-- ENTRIES --
▬▬▬▬▬▬▬▬▬▬
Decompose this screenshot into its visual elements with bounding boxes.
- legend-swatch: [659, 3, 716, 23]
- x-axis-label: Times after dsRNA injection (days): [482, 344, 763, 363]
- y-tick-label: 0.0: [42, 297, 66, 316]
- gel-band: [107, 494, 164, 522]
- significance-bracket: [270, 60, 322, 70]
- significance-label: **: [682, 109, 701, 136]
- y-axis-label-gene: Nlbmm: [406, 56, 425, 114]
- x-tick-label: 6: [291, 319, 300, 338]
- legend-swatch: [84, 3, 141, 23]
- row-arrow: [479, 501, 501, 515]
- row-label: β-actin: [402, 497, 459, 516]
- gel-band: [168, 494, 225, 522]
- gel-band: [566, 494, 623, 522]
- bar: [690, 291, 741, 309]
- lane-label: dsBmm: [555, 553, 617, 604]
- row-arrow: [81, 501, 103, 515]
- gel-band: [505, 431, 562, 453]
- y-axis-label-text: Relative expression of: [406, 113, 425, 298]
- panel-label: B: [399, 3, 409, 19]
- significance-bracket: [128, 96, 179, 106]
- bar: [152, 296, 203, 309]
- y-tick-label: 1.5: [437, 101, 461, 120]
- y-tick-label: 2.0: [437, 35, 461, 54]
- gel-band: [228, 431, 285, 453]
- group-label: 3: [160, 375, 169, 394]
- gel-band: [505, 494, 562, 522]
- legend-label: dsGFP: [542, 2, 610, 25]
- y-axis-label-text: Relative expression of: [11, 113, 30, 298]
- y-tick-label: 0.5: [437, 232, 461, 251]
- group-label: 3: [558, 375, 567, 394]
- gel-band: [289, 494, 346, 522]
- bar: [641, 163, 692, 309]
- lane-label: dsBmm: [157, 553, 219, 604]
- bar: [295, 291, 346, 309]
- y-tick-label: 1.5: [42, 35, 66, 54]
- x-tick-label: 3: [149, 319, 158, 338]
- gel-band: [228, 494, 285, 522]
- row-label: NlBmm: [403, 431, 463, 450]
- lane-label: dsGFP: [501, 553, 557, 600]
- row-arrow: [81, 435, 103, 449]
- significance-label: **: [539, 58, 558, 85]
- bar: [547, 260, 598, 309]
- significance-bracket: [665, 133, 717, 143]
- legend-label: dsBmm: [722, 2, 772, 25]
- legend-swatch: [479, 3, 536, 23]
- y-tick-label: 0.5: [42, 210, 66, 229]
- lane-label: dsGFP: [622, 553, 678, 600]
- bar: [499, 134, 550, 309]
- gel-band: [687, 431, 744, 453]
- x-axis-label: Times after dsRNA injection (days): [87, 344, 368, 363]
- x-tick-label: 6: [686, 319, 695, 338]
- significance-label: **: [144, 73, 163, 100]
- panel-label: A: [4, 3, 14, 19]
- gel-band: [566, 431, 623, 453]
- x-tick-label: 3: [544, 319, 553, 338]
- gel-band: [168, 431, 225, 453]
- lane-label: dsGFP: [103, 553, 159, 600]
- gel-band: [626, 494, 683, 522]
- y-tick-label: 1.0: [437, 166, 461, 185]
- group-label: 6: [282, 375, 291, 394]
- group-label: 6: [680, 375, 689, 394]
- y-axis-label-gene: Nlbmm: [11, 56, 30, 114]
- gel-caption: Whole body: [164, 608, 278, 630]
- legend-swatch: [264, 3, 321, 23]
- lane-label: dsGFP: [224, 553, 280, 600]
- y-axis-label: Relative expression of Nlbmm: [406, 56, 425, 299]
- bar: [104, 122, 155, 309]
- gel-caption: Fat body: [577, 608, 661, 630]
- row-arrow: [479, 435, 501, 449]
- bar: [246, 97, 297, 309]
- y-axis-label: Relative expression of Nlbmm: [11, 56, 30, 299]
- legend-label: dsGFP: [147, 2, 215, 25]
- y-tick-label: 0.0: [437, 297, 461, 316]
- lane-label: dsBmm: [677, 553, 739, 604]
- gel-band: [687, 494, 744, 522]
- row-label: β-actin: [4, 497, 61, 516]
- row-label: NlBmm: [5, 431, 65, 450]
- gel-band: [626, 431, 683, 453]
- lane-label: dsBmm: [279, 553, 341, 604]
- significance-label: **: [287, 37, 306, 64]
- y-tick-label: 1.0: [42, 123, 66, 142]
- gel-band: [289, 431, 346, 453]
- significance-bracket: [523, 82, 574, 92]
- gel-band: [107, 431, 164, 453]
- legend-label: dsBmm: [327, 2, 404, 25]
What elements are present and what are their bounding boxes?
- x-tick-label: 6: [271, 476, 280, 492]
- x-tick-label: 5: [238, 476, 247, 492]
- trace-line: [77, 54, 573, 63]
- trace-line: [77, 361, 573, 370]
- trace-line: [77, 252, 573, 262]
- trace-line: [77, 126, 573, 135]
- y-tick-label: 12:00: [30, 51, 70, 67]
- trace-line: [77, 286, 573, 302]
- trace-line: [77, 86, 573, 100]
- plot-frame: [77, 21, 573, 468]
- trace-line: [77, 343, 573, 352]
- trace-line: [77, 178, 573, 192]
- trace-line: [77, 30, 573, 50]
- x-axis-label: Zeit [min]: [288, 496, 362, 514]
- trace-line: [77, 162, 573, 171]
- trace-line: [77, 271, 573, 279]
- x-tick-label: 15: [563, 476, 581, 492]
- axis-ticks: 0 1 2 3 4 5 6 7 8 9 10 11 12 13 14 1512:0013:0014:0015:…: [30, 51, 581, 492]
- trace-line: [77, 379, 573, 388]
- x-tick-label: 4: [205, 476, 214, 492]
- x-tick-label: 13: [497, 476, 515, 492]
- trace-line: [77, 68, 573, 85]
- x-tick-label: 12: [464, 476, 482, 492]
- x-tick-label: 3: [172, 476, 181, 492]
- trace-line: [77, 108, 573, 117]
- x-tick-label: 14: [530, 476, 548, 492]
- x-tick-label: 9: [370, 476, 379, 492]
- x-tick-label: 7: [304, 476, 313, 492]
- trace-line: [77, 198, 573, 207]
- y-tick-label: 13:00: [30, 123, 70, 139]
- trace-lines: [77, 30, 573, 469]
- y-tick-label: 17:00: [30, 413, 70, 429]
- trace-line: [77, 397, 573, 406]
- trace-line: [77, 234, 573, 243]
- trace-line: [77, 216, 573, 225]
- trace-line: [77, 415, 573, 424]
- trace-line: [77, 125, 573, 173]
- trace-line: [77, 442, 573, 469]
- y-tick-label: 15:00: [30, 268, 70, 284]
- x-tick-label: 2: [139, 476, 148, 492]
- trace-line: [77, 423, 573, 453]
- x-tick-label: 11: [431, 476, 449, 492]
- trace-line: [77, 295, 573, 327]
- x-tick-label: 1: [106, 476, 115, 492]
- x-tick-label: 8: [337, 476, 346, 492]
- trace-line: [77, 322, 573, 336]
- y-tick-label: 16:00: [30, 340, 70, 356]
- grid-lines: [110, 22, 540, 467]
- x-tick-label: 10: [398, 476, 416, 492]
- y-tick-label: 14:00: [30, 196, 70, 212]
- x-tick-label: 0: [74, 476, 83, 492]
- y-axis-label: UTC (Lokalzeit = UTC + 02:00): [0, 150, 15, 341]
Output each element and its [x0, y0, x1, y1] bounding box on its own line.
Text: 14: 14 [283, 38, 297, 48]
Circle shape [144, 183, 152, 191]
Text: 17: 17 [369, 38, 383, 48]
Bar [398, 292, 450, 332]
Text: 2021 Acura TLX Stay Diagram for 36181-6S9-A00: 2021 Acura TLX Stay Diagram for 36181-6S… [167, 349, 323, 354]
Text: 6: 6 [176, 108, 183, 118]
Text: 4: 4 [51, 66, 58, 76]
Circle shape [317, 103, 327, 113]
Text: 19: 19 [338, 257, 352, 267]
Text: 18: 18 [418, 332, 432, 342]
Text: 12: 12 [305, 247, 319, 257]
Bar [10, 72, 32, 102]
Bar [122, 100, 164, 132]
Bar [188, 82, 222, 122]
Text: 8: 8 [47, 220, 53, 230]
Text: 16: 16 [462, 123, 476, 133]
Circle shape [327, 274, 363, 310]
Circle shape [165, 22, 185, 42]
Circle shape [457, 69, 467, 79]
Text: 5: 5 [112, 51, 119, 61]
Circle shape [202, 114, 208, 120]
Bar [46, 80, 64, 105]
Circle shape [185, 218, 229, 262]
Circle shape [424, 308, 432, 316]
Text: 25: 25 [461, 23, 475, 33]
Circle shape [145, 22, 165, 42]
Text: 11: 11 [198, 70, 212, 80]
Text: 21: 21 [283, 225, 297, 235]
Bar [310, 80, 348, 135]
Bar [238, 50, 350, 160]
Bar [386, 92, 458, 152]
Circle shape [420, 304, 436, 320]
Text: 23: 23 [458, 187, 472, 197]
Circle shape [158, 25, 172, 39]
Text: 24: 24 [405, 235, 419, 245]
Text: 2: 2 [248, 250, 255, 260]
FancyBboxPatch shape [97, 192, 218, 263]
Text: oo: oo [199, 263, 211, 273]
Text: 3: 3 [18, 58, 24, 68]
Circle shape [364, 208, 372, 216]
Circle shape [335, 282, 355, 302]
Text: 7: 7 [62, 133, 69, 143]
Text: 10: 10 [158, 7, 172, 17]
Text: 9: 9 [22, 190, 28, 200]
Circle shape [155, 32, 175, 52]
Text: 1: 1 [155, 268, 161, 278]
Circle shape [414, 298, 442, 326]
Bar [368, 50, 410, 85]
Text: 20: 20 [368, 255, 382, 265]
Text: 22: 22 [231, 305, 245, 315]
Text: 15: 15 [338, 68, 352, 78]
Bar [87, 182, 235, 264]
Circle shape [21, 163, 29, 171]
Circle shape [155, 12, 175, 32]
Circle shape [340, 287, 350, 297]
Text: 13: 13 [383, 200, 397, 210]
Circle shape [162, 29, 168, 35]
▬▬▬▬▬▬▬▬▬▬
-- EXERCISE --
Reproduce the data above word for word, beginning with its first line and ending with the line that contains "- row-arrow: [479, 501, 501, 515]", including that line.

-- WRITTEN REPLY --
Decompose this screenshot into its visual elements with bounding boxes.
- legend-swatch: [659, 3, 716, 23]
- x-axis-label: Times after dsRNA injection (days): [482, 344, 763, 363]
- y-tick-label: 0.0: [42, 297, 66, 316]
- gel-band: [107, 494, 164, 522]
- significance-bracket: [270, 60, 322, 70]
- significance-label: **: [682, 109, 701, 136]
- y-axis-label-gene: Nlbmm: [406, 56, 425, 114]
- x-tick-label: 6: [291, 319, 300, 338]
- legend-swatch: [84, 3, 141, 23]
- row-arrow: [479, 501, 501, 515]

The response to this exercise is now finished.